[Data entries]:
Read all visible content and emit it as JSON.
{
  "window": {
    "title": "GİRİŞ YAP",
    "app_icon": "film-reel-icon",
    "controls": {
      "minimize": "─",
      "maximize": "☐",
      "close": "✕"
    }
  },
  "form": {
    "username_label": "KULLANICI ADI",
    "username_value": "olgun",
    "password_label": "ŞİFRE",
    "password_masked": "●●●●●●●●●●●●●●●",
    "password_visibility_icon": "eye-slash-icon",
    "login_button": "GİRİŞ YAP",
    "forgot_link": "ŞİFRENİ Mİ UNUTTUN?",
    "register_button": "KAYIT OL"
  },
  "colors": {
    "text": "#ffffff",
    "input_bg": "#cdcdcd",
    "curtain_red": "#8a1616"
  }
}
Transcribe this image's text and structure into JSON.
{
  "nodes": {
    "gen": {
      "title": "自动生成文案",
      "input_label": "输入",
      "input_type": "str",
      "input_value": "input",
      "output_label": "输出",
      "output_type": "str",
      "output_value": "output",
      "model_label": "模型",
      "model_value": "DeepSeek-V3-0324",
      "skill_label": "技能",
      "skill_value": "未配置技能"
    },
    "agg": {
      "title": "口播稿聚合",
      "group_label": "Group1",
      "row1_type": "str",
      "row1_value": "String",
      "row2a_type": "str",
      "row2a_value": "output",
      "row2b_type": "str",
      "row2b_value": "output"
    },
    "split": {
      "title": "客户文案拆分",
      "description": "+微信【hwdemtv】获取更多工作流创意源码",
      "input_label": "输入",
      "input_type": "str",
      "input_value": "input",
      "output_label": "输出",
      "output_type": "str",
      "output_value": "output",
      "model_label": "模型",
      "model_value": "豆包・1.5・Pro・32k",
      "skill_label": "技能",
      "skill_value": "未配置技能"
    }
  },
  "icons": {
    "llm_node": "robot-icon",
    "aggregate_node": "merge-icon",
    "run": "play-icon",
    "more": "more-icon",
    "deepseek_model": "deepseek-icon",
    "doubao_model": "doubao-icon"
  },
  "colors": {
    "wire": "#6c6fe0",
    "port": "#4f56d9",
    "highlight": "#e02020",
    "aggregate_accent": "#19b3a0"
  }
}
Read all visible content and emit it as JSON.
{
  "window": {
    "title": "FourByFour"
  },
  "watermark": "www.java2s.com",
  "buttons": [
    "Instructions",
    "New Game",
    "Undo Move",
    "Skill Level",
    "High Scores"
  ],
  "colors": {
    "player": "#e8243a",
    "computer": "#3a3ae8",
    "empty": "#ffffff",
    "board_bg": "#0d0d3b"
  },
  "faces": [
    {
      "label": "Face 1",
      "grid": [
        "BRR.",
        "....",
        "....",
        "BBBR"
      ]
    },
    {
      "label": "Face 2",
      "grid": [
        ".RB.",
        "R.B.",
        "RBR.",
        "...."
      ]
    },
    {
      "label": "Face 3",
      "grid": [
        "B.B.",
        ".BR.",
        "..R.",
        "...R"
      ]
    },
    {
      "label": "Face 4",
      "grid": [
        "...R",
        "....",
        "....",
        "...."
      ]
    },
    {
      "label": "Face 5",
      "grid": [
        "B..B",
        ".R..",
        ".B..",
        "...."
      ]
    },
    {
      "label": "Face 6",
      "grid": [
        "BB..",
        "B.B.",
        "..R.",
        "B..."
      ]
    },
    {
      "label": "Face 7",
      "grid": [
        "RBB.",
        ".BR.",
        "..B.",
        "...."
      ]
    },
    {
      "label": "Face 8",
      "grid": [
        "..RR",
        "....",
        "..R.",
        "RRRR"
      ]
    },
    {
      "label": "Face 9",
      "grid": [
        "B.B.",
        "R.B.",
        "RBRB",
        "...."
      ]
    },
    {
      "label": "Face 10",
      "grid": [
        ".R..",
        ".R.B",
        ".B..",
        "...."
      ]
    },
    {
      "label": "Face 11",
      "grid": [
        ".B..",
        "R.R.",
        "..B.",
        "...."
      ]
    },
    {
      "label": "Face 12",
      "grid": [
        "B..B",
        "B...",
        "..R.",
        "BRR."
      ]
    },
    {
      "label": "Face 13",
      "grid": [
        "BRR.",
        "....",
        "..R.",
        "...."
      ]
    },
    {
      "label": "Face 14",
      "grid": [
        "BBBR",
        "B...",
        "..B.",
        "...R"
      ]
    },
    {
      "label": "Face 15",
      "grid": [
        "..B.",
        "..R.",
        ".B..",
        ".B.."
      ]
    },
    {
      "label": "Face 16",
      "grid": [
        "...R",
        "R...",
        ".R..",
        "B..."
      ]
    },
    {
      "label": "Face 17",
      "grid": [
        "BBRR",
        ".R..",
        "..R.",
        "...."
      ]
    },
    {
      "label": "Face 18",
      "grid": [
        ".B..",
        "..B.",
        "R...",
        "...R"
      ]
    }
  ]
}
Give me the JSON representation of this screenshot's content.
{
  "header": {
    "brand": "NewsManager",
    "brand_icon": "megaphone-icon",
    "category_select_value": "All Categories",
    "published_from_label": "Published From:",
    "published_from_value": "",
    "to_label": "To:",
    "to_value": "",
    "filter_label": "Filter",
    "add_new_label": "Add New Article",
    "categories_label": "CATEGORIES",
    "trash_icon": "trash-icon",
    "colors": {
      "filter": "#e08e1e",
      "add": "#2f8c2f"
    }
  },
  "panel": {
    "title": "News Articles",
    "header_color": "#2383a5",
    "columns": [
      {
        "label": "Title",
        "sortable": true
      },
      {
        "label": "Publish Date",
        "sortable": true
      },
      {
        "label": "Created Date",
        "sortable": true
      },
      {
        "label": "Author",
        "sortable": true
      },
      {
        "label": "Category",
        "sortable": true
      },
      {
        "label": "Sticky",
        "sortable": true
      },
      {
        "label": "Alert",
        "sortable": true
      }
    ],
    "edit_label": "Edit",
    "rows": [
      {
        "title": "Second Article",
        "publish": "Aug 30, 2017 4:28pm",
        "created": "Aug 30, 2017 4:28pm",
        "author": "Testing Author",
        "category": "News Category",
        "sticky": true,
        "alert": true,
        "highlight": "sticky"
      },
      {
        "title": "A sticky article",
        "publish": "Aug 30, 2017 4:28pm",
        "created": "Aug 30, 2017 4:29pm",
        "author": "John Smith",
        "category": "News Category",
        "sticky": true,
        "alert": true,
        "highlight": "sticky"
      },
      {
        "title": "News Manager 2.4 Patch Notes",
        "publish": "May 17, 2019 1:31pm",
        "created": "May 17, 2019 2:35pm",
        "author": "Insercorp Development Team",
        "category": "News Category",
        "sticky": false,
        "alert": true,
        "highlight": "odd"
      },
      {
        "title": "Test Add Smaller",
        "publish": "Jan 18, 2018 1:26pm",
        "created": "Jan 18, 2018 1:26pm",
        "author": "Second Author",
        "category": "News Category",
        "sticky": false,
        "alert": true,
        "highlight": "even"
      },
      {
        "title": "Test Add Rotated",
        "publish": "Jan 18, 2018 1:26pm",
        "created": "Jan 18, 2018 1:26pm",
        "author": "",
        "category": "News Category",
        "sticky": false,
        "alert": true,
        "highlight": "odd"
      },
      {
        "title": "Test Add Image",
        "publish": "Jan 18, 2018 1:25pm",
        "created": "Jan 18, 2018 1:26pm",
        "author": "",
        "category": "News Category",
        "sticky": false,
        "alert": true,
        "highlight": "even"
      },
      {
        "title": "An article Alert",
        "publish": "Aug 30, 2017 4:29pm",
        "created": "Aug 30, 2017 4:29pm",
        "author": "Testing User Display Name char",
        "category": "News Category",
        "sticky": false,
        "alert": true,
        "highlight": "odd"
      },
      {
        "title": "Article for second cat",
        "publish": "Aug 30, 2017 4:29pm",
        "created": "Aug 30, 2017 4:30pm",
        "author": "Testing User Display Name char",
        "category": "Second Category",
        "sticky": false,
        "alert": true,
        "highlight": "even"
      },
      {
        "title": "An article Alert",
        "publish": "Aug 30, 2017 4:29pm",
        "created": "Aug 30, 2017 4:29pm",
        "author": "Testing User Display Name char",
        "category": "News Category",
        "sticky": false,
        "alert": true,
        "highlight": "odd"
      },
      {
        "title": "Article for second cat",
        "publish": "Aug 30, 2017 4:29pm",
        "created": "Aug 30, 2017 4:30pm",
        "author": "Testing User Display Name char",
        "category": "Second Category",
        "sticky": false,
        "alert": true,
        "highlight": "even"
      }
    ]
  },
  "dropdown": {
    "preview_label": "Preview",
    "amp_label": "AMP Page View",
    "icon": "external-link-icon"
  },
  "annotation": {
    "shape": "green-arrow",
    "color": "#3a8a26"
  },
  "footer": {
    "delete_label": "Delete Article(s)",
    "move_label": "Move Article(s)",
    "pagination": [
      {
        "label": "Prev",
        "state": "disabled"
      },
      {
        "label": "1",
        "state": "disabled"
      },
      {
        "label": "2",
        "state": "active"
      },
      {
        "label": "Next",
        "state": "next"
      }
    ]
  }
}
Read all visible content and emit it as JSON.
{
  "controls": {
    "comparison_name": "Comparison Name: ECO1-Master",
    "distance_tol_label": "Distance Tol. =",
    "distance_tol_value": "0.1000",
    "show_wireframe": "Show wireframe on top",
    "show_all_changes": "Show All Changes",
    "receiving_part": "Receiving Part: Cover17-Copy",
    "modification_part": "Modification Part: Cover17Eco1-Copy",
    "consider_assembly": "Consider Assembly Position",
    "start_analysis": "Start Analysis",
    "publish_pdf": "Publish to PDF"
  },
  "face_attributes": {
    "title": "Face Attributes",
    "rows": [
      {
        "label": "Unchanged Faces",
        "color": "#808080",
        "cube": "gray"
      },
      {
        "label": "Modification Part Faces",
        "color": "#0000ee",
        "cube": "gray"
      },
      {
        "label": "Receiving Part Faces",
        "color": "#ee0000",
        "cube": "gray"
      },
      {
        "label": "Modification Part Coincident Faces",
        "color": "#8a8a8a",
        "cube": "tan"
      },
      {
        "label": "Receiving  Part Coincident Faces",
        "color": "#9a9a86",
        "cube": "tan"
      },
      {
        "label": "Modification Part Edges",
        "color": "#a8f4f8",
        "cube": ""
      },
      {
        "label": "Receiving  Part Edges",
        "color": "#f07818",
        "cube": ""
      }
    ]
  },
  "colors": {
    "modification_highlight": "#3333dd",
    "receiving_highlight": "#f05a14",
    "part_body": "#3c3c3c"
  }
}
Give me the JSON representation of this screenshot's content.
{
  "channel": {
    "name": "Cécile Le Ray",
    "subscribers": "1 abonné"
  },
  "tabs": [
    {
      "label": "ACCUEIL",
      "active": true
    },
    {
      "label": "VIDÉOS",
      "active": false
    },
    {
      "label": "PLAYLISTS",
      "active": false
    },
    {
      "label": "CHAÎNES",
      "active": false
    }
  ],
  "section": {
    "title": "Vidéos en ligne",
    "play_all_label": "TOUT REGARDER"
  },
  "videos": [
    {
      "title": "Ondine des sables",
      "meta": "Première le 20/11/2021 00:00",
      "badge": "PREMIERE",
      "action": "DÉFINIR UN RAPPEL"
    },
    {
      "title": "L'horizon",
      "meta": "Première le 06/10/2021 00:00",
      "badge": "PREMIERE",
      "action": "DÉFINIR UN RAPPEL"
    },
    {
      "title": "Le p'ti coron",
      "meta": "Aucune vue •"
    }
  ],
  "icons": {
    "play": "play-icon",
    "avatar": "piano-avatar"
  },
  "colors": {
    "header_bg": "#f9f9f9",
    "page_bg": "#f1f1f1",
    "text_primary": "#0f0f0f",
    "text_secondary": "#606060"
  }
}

[Stated exercise]:
Tally up the lines in the records containing the word "Show", then give the count and nothing else.

[The output]:
2